**Set task:**
Everything in the listing should be restated word for word.

Dataset rows:
Begin

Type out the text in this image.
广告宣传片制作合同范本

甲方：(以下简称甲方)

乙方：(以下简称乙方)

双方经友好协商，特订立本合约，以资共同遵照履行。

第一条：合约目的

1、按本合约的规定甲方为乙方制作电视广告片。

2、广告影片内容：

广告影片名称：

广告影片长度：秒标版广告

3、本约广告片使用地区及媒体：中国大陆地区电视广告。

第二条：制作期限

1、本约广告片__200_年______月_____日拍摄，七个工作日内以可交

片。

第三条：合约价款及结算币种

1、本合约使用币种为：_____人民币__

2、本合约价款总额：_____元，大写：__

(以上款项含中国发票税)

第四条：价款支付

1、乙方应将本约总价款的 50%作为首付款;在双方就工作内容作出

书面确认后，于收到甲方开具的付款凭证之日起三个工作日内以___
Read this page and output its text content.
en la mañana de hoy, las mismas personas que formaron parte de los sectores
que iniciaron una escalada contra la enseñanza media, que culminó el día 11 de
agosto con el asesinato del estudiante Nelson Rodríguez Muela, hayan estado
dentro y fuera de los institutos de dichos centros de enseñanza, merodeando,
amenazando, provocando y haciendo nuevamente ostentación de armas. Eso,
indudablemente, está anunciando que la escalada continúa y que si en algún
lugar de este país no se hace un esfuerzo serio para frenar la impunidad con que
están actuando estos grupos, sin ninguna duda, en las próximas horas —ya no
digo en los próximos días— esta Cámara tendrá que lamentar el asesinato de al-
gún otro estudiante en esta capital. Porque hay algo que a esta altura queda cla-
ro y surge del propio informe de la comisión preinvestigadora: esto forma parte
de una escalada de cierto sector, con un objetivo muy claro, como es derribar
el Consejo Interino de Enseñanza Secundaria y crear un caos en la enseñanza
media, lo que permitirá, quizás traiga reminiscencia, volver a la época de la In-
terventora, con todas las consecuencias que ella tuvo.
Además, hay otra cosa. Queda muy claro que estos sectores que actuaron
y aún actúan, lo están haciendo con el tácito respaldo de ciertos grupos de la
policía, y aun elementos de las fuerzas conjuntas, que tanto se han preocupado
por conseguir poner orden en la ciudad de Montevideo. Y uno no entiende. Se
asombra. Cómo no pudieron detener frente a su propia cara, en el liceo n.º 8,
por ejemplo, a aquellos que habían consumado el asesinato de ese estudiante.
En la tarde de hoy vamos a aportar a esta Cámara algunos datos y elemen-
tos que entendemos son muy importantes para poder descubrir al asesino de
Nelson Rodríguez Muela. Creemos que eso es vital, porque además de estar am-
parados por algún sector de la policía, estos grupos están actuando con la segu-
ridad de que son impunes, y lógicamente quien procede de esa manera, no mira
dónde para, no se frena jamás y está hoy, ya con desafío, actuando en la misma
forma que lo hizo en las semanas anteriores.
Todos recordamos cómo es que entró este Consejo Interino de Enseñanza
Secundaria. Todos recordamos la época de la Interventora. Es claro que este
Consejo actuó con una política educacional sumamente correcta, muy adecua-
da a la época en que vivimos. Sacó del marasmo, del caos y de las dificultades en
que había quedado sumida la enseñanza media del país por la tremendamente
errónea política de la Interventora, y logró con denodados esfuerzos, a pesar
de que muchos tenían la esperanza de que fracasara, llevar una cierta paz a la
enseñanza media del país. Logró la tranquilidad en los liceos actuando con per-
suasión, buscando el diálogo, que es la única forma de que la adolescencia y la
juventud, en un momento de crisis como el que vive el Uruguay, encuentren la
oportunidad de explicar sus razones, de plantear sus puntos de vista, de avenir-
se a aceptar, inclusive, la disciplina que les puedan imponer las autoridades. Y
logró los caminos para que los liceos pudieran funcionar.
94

End

**Task result:**
Type out the text in this image.
广告宣传片制作合同范本

甲方：(以下简称甲方)

乙方：(以下简称乙方)

双方经友好协商，特订立本合约，以资共同遵照履行。

第一条：合约目的

1、按本合约的规定甲方为乙方制作电视广告片。

2、广告影片内容：

广告影片名称：

广告影片长度：秒标版广告

3、本约广告片使用地区及媒体：中国大陆地区电视广告。

第二条：制作期限

1、本约广告片__200_年______月_____日拍摄，七个工作日内以可交

片。

第三条：合约价款及结算币种

1、本合约使用币种为：_____人民币__

2、本合约价款总额：_____元，大写：__

(以上款项含中国发票税)

第四条：价款支付

1、乙方应将本约总价款的 50%作为首付款;在双方就工作内容作出

书面确认后，于收到甲方开具的付款凭证之日起三个工作日内以___
Read this page and output its text content.
en la mañana de hoy, las mismas personas que formaron parte de los sectores
que iniciaron una escalada contra la enseñanza media, que culminó el día 11 de
agosto con el asesinato del estudiante Nelson Rodríguez Muela, hayan estado
dentro y fuera de los institutos de dichos centros de enseñanza, merodeando,
amenazando, provocando y haciendo nuevamente ostentación de armas. Eso,
indudablemente, está anunciando que la escalada continúa y que si en algún
lugar de este país no se hace un esfuerzo serio para frenar la impunidad con que
están actuando estos grupos, sin ninguna duda, en las próximas horas —ya no
digo en los próximos días— esta Cámara tendrá que lamentar el asesinato de al-
gún otro estudiante en esta capital. Porque hay algo que a esta altura queda cla-
ro y surge del propio informe de la comisión preinvestigadora: esto forma parte
de una escalada de cierto sector, con un objetivo muy claro, como es derribar
el Consejo Interino de Enseñanza Secundaria y crear un caos en la enseñanza
media, lo que permitirá, quizás traiga reminiscencia, volver a la época de la In-
terventora, con todas las consecuencias que ella tuvo.
Además, hay otra cosa. Queda muy claro que estos sectores que actuaron
y aún actúan, lo están haciendo con el tácito respaldo de ciertos grupos de la
policía, y aun elementos de las fuerzas conjuntas, que tanto se han preocupado
por conseguir poner orden en la ciudad de Montevideo. Y uno no entiende. Se
asombra. Cómo no pudieron detener frente a su propia cara, en el liceo n.º 8,
por ejemplo, a aquellos que habían consumado el asesinato de ese estudiante.
En la tarde de hoy vamos a aportar a esta Cámara algunos datos y elemen-
tos que entendemos son muy importantes para poder descubrir al asesino de
Nelson Rodríguez Muela. Creemos que eso es vital, porque además de estar am-
parados por algún sector de la policía, estos grupos están actuando con la segu-
ridad de que son impunes, y lógicamente quien procede de esa manera, no mira
dónde para, no se frena jamás y está hoy, ya con desafío, actuando en la misma
forma que lo hizo en las semanas anteriores.
Todos recordamos cómo es que entró este Consejo Interino de Enseñanza
Secundaria. Todos recordamos la época de la Interventora. Es claro que este
Consejo actuó con una política educacional sumamente correcta, muy adecua-
da a la época en que vivimos. Sacó del marasmo, del caos y de las dificultades en
que había quedado sumida la enseñanza media del país por la tremendamente
errónea política de la Interventora, y logró con denodados esfuerzos, a pesar
de que muchos tenían la esperanza de que fracasara, llevar una cierta paz a la
enseñanza media del país. Logró la tranquilidad en los liceos actuando con per-
suasión, buscando el diálogo, que es la única forma de que la adolescencia y la
juventud, en un momento de crisis como el que vive el Uruguay, encuentren la
oportunidad de explicar sus razones, de plantear sus puntos de vista, de avenir-
se a aceptar, inclusive, la disciplina que les puedan imponer las autoridades. Y
logró los caminos para que los liceos pudieran funcionar.
94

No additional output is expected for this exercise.